##### Source data

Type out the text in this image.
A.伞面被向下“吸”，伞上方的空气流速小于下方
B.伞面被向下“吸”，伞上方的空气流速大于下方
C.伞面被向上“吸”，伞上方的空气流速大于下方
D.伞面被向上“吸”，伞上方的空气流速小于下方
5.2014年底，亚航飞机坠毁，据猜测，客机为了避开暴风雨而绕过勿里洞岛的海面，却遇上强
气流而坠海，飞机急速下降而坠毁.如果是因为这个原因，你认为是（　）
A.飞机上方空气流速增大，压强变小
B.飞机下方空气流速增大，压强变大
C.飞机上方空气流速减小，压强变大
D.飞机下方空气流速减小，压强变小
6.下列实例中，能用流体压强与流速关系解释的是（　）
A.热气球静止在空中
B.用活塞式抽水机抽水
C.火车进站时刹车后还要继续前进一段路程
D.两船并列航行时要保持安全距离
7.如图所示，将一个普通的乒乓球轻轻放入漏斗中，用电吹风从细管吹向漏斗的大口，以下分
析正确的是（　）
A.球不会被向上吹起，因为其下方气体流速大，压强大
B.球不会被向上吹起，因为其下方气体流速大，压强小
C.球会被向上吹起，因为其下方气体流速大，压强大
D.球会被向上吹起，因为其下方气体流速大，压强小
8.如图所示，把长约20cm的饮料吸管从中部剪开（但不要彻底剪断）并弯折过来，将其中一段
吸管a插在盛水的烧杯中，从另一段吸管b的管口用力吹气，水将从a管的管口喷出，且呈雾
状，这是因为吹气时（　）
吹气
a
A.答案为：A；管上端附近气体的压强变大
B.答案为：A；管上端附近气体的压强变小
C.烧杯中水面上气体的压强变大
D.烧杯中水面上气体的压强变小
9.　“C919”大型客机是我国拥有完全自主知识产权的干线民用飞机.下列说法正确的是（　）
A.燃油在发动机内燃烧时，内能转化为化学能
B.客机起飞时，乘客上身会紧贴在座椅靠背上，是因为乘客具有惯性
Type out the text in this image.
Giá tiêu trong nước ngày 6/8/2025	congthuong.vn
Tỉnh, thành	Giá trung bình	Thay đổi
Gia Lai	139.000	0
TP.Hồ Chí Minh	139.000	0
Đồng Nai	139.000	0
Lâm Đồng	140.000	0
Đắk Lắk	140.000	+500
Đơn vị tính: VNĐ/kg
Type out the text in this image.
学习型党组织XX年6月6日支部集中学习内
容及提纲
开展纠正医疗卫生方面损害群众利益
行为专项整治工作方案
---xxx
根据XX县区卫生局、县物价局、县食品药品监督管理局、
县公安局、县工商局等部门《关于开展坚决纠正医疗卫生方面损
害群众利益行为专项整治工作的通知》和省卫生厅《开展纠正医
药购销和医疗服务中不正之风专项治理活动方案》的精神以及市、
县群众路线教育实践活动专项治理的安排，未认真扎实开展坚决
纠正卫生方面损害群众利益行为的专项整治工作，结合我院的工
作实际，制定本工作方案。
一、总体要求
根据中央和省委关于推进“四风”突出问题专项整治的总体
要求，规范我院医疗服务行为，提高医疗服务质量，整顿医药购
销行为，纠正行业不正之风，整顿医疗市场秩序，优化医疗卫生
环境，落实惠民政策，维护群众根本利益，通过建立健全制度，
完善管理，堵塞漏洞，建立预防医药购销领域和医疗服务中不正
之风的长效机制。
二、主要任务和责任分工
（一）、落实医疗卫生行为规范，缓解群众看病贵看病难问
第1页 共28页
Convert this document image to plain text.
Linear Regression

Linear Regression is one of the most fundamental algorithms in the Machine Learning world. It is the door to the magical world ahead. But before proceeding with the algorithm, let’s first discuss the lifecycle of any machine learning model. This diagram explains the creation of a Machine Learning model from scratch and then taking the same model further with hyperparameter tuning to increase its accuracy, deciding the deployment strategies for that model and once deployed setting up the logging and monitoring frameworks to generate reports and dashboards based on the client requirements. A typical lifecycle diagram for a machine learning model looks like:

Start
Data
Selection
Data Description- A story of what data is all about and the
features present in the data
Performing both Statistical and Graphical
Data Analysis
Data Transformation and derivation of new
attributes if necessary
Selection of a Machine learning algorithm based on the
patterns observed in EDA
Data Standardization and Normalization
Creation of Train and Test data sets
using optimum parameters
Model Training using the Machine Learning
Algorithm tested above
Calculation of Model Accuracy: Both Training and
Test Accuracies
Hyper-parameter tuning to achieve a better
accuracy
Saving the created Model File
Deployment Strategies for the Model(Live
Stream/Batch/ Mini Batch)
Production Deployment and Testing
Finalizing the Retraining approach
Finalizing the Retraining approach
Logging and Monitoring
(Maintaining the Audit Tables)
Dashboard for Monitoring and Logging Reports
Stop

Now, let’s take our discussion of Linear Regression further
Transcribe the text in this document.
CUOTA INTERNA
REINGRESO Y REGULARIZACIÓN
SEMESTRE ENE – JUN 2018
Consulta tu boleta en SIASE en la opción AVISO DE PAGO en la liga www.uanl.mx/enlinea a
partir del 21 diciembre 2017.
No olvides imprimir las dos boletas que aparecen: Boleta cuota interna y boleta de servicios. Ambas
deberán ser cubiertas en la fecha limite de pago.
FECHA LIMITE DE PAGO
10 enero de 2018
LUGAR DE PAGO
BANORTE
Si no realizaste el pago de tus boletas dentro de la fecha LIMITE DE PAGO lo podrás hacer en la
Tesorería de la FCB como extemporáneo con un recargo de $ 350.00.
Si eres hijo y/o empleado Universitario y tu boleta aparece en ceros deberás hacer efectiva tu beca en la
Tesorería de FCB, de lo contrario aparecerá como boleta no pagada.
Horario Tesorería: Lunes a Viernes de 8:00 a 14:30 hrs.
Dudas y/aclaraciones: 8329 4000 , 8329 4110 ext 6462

##########

**Exercise requirements**.
Copy the material above back out, exactly as written.

**Response to this task**.
Type out the text in this image.
A.伞面被向下“吸”，伞上方的空气流速小于下方
B.伞面被向下“吸”，伞上方的空气流速大于下方
C.伞面被向上“吸”，伞上方的空气流速大于下方
D.伞面被向上“吸”，伞上方的空气流速小于下方
5.2014年底，亚航飞机坠毁，据猜测，客机为了避开暴风雨而绕过勿里洞岛的海面，却遇上强
气流而坠海，飞机急速下降而坠毁.如果是因为这个原因，你认为是（　）
A.飞机上方空气流速增大，压强变小
B.飞机下方空气流速增大，压强变大
C.飞机上方空气流速减小，压强变大
D.飞机下方空气流速减小，压强变小
6.下列实例中，能用流体压强与流速关系解释的是（　）
A.热气球静止在空中
B.用活塞式抽水机抽水
C.火车进站时刹车后还要继续前进一段路程
D.两船并列航行时要保持安全距离
7.如图所示，将一个普通的乒乓球轻轻放入漏斗中，用电吹风从细管吹向漏斗的大口，以下分
析正确的是（　）
A.球不会被向上吹起，因为其下方气体流速大，压强大
B.球不会被向上吹起，因为其下方气体流速大，压强小
C.球会被向上吹起，因为其下方气体流速大，压强大
D.球会被向上吹起，因为其下方气体流速大，压强小
8.如图所示，把长约20cm的饮料吸管从中部剪开（但不要彻底剪断）并弯折过来，将其中一段
吸管a插在盛水的烧杯中，从另一段吸管b的管口用力吹气，水将从a管的管口喷出，且呈雾
状，这是因为吹气时（　）
吹气
a
A.答案为：A；管上端附近气体的压强变大
B.答案为：A；管上端附近气体的压强变小
C.烧杯中水面上气体的压强变大
D.烧杯中水面上气体的压强变小
9.　“C919”大型客机是我国拥有完全自主知识产权的干线民用飞机.下列说法正确的是（　）
A.燃油在发动机内燃烧时，内能转化为化学能
B.客机起飞时，乘客上身会紧贴在座椅靠背上，是因为乘客具有惯性
Type out the text in this image.
Giá tiêu trong nước ngày 6/8/2025	congthuong.vn
Tỉnh, thành	Giá trung bình	Thay đổi
Gia Lai	139.000	0
TP.Hồ Chí Minh	139.000	0
Đồng Nai	139.000	0
Lâm Đồng	140.000	0
Đắk Lắk	140.000	+500
Đơn vị tính: VNĐ/kg
Type out the text in this image.
学习型党组织XX年6月6日支部集中学习内
容及提纲
开展纠正医疗卫生方面损害群众利益
行为专项整治工作方案
---xxx
根据XX县区卫生局、县物价局、县食品药品监督管理局、
县公安局、县工商局等部门《关于开展坚决纠正医疗卫生方面损
害群众利益行为专项整治工作的通知》和省卫生厅《开展纠正医
药购销和医疗服务中不正之风专项治理活动方案》的精神以及市、
县群众路线教育实践活动专项治理的安排，未认真扎实开展坚决
纠正卫生方面损害群众利益行为的专项整治工作，结合我院的工
作实际，制定本工作方案。
一、总体要求
根据中央和省委关于推进“四风”突出问题专项整治的总体
要求，规范我院医疗服务行为，提高医疗服务质量，整顿医药购
销行为，纠正行业不正之风，整顿医疗市场秩序，优化医疗卫生
环境，落实惠民政策，维护群众根本利益，通过建立健全制度，
完善管理，堵塞漏洞，建立预防医药购销领域和医疗服务中不正
之风的长效机制。
二、主要任务和责任分工
（一）、落实医疗卫生行为规范，缓解群众看病贵看病难问
第1页 共28页
Convert this document image to plain text.
Linear Regression

Linear Regression is one of the most fundamental algorithms in the Machine Learning world. It is the door to the magical world ahead. But before proceeding with the algorithm, let’s first discuss the lifecycle of any machine learning model. This diagram explains the creation of a Machine Learning model from scratch and then taking the same model further with hyperparameter tuning to increase its accuracy, deciding the deployment strategies for that model and once deployed setting up the logging and monitoring frameworks to generate reports and dashboards based on the client requirements. A typical lifecycle diagram for a machine learning model looks like:

Start
Data
Selection
Data Description- A story of what data is all about and the
features present in the data
Performing both Statistical and Graphical
Data Analysis
Data Transformation and derivation of new
attributes if necessary
Selection of a Machine learning algorithm based on the
patterns observed in EDA
Data Standardization and Normalization
Creation of Train and Test data sets
using optimum parameters
Model Training using the Machine Learning
Algorithm tested above
Calculation of Model Accuracy: Both Training and
Test Accuracies
Hyper-parameter tuning to achieve a better
accuracy
Saving the created Model File
Deployment Strategies for the Model(Live
Stream/Batch/ Mini Batch)
Production Deployment and Testing
Finalizing the Retraining approach
Finalizing the Retraining approach
Logging and Monitoring
(Maintaining the Audit Tables)
Dashboard for Monitoring and Logging Reports
Stop

Now, let’s take our discussion of Linear Regression further
Transcribe the text in this document.
CUOTA INTERNA
REINGRESO Y REGULARIZACIÓN
SEMESTRE ENE – JUN 2018
Consulta tu boleta en SIASE en la opción AVISO DE PAGO en la liga www.uanl.mx/enlinea a
partir del 21 diciembre 2017.
No olvides imprimir las dos boletas que aparecen: Boleta cuota interna y boleta de servicios. Ambas
deberán ser cubiertas en la fecha limite de pago.
FECHA LIMITE DE PAGO
10 enero de 2018
LUGAR DE PAGO
BANORTE
Si no realizaste el pago de tus boletas dentro de la fecha LIMITE DE PAGO lo podrás hacer en la
Tesorería de la FCB como extemporáneo con un recargo de $ 350.00.
Si eres hijo y/o empleado Universitario y tu boleta aparece en ceros deberás hacer efectiva tu beca en la
Tesorería de FCB, de lo contrario aparecerá como boleta no pagada.
Horario Tesorería: Lunes a Viernes de 8:00 a 14:30 hrs.
Dudas y/aclaraciones: 8329 4000 , 8329 4110 ext 6462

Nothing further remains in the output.